» **Stated task**: Return the entries verbatim and drop every picture.

» **Extracted information**:
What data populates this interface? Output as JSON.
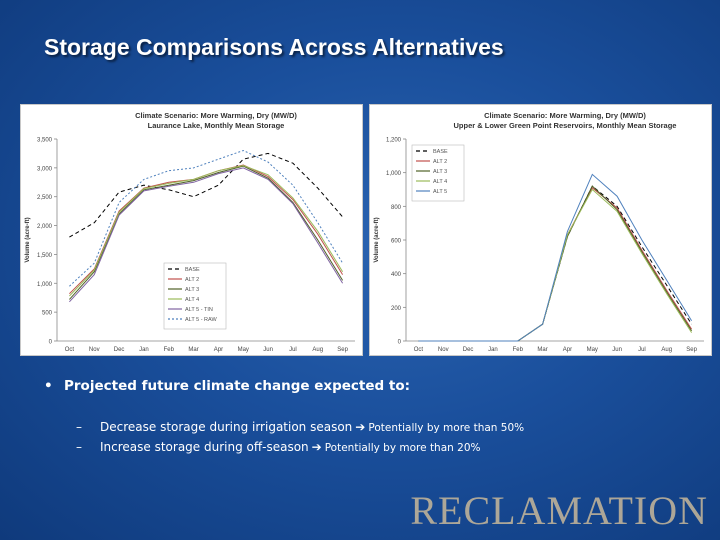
{
  "slide": {
    "title": "Storage Comparisons Across Alternatives",
    "bullet": "Projected future climate change expected to:",
    "subs": [
      {
        "dash": "–",
        "text": "Decrease storage during irrigation season",
        "note": "Potentially by more than 50%"
      },
      {
        "dash": "–",
        "text": "Increase storage during off-season",
        "note": "Potentially by more than 20%"
      }
    ],
    "logo": "RECLAMATION"
  },
  "chart_data": [
    {
      "type": "line",
      "title": "Climate Scenario: More Warming, Dry (MW/D)",
      "subtitle": "Laurance Lake, Monthly Mean Storage",
      "xlabel": "",
      "ylabel": "Volume (acre-ft)",
      "ylim": [
        0,
        3500
      ],
      "yticks": [
        0,
        500,
        1000,
        1500,
        2000,
        2500,
        3000,
        3500
      ],
      "ytick_labels": [
        "0",
        "500",
        "1,000",
        "1,500",
        "2,000",
        "2,500",
        "3,000",
        "3,500"
      ],
      "categories": [
        "Oct",
        "Nov",
        "Dec",
        "Jan",
        "Feb",
        "Mar",
        "Apr",
        "May",
        "Jun",
        "Jul",
        "Aug",
        "Sep"
      ],
      "legend_position": "bottom-right",
      "series": [
        {
          "name": "BASE",
          "color": "#000000",
          "dash": "4,3",
          "values": [
            1800,
            2050,
            2580,
            2700,
            2620,
            2500,
            2700,
            3150,
            3250,
            3080,
            2650,
            2150
          ]
        },
        {
          "name": "ALT 2",
          "color": "#c0504d",
          "dash": "",
          "values": [
            820,
            1250,
            2250,
            2650,
            2750,
            2800,
            2950,
            3050,
            2850,
            2450,
            1850,
            1150
          ]
        },
        {
          "name": "ALT 3",
          "color": "#4f6228",
          "dash": "",
          "values": [
            720,
            1200,
            2200,
            2620,
            2700,
            2780,
            2920,
            3030,
            2820,
            2400,
            1750,
            1050
          ]
        },
        {
          "name": "ALT 4",
          "color": "#9bbb59",
          "dash": "",
          "values": [
            780,
            1230,
            2230,
            2640,
            2730,
            2800,
            2950,
            3040,
            2880,
            2480,
            1900,
            1200
          ]
        },
        {
          "name": "ALT 5 - TIN",
          "color": "#8064a2",
          "dash": "",
          "values": [
            680,
            1150,
            2180,
            2600,
            2680,
            2750,
            2900,
            3000,
            2800,
            2380,
            1700,
            1000
          ]
        },
        {
          "name": "ALT 5 - RAW",
          "color": "#4f81bd",
          "dash": "2,2",
          "values": [
            950,
            1350,
            2400,
            2800,
            2950,
            3000,
            3150,
            3300,
            3100,
            2700,
            2050,
            1350
          ]
        }
      ]
    },
    {
      "type": "line",
      "title": "Climate Scenario: More Warming, Dry (MW/D)",
      "subtitle": "Upper & Lower Green Point Reservoirs, Monthly Mean Storage",
      "xlabel": "",
      "ylabel": "Volume (acre-ft)",
      "ylim": [
        0,
        1200
      ],
      "yticks": [
        0,
        200,
        400,
        600,
        800,
        1000,
        1200
      ],
      "ytick_labels": [
        "0",
        "200",
        "400",
        "600",
        "800",
        "1,000",
        "1,200"
      ],
      "categories": [
        "Oct",
        "Nov",
        "Dec",
        "Jan",
        "Feb",
        "Mar",
        "Apr",
        "May",
        "Jun",
        "Jul",
        "Aug",
        "Sep"
      ],
      "legend_position": "top-left",
      "series": [
        {
          "name": "BASE",
          "color": "#000000",
          "dash": "4,3",
          "values": [
            0,
            0,
            0,
            0,
            0,
            100,
            620,
            920,
            800,
            560,
            330,
            100
          ]
        },
        {
          "name": "ALT 2",
          "color": "#c0504d",
          "dash": "",
          "values": [
            0,
            0,
            0,
            0,
            0,
            100,
            630,
            910,
            790,
            540,
            300,
            70
          ]
        },
        {
          "name": "ALT 3",
          "color": "#4f6228",
          "dash": "",
          "values": [
            0,
            0,
            0,
            0,
            0,
            100,
            620,
            920,
            780,
            530,
            290,
            60
          ]
        },
        {
          "name": "ALT 4",
          "color": "#9bbb59",
          "dash": "",
          "values": [
            0,
            0,
            0,
            0,
            0,
            100,
            630,
            900,
            770,
            520,
            280,
            50
          ]
        },
        {
          "name": "ALT 5",
          "color": "#4f81bd",
          "dash": "",
          "values": [
            0,
            0,
            0,
            0,
            0,
            100,
            650,
            990,
            860,
            600,
            360,
            120
          ]
        }
      ]
    }
  ]
}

» **Complete answer**:
What data populates this interface? Output as JSON.
{
  "slide": {
    "title": "Storage Comparisons Across Alternatives",
    "bullet": "Projected future climate change expected to:",
    "subs": [
      {
        "dash": "–",
        "text": "Decrease storage during irrigation season",
        "note": "Potentially by more than 50%"
      },
      {
        "dash": "–",
        "text": "Increase storage during off-season",
        "note": "Potentially by more than 20%"
      }
    ],
    "logo": "RECLAMATION"
  },
  "chart_data": [
    {
      "type": "line",
      "title": "Climate Scenario: More Warming, Dry (MW/D)",
      "subtitle": "Laurance Lake, Monthly Mean Storage",
      "xlabel": "",
      "ylabel": "Volume (acre-ft)",
      "ylim": [
        0,
        3500
      ],
      "yticks": [
        0,
        500,
        1000,
        1500,
        2000,
        2500,
        3000,
        3500
      ],
      "ytick_labels": [
        "0",
        "500",
        "1,000",
        "1,500",
        "2,000",
        "2,500",
        "3,000",
        "3,500"
      ],
      "categories": [
        "Oct",
        "Nov",
        "Dec",
        "Jan",
        "Feb",
        "Mar",
        "Apr",
        "May",
        "Jun",
        "Jul",
        "Aug",
        "Sep"
      ],
      "legend_position": "bottom-right",
      "series": [
        {
          "name": "BASE",
          "color": "#000000",
          "dash": "4,3",
          "values": [
            1800,
            2050,
            2580,
            2700,
            2620,
            2500,
            2700,
            3150,
            3250,
            3080,
            2650,
            2150
          ]
        },
        {
          "name": "ALT 2",
          "color": "#c0504d",
          "dash": "",
          "values": [
            820,
            1250,
            2250,
            2650,
            2750,
            2800,
            2950,
            3050,
            2850,
            2450,
            1850,
            1150
          ]
        },
        {
          "name": "ALT 3",
          "color": "#4f6228",
          "dash": "",
          "values": [
            720,
            1200,
            2200,
            2620,
            2700,
            2780,
            2920,
            3030,
            2820,
            2400,
            1750,
            1050
          ]
        },
        {
          "name": "ALT 4",
          "color": "#9bbb59",
          "dash": "",
          "values": [
            780,
            1230,
            2230,
            2640,
            2730,
            2800,
            2950,
            3040,
            2880,
            2480,
            1900,
            1200
          ]
        },
        {
          "name": "ALT 5 - TIN",
          "color": "#8064a2",
          "dash": "",
          "values": [
            680,
            1150,
            2180,
            2600,
            2680,
            2750,
            2900,
            3000,
            2800,
            2380,
            1700,
            1000
          ]
        },
        {
          "name": "ALT 5 - RAW",
          "color": "#4f81bd",
          "dash": "2,2",
          "values": [
            950,
            1350,
            2400,
            2800,
            2950,
            3000,
            3150,
            3300,
            3100,
            2700,
            2050,
            1350
          ]
        }
      ]
    },
    {
      "type": "line",
      "title": "Climate Scenario: More Warming, Dry (MW/D)",
      "subtitle": "Upper & Lower Green Point Reservoirs, Monthly Mean Storage",
      "xlabel": "",
      "ylabel": "Volume (acre-ft)",
      "ylim": [
        0,
        1200
      ],
      "yticks": [
        0,
        200,
        400,
        600,
        800,
        1000,
        1200
      ],
      "ytick_labels": [
        "0",
        "200",
        "400",
        "600",
        "800",
        "1,000",
        "1,200"
      ],
      "categories": [
        "Oct",
        "Nov",
        "Dec",
        "Jan",
        "Feb",
        "Mar",
        "Apr",
        "May",
        "Jun",
        "Jul",
        "Aug",
        "Sep"
      ],
      "legend_position": "top-left",
      "series": [
        {
          "name": "BASE",
          "color": "#000000",
          "dash": "4,3",
          "values": [
            0,
            0,
            0,
            0,
            0,
            100,
            620,
            920,
            800,
            560,
            330,
            100
          ]
        },
        {
          "name": "ALT 2",
          "color": "#c0504d",
          "dash": "",
          "values": [
            0,
            0,
            0,
            0,
            0,
            100,
            630,
            910,
            790,
            540,
            300,
            70
          ]
        },
        {
          "name": "ALT 3",
          "color": "#4f6228",
          "dash": "",
          "values": [
            0,
            0,
            0,
            0,
            0,
            100,
            620,
            920,
            780,
            530,
            290,
            60
          ]
        },
        {
          "name": "ALT 4",
          "color": "#9bbb59",
          "dash": "",
          "values": [
            0,
            0,
            0,
            0,
            0,
            100,
            630,
            900,
            770,
            520,
            280,
            50
          ]
        },
        {
          "name": "ALT 5",
          "color": "#4f81bd",
          "dash": "",
          "values": [
            0,
            0,
            0,
            0,
            0,
            100,
            650,
            990,
            860,
            600,
            360,
            120
          ]
        }
      ]
    }
  ]
}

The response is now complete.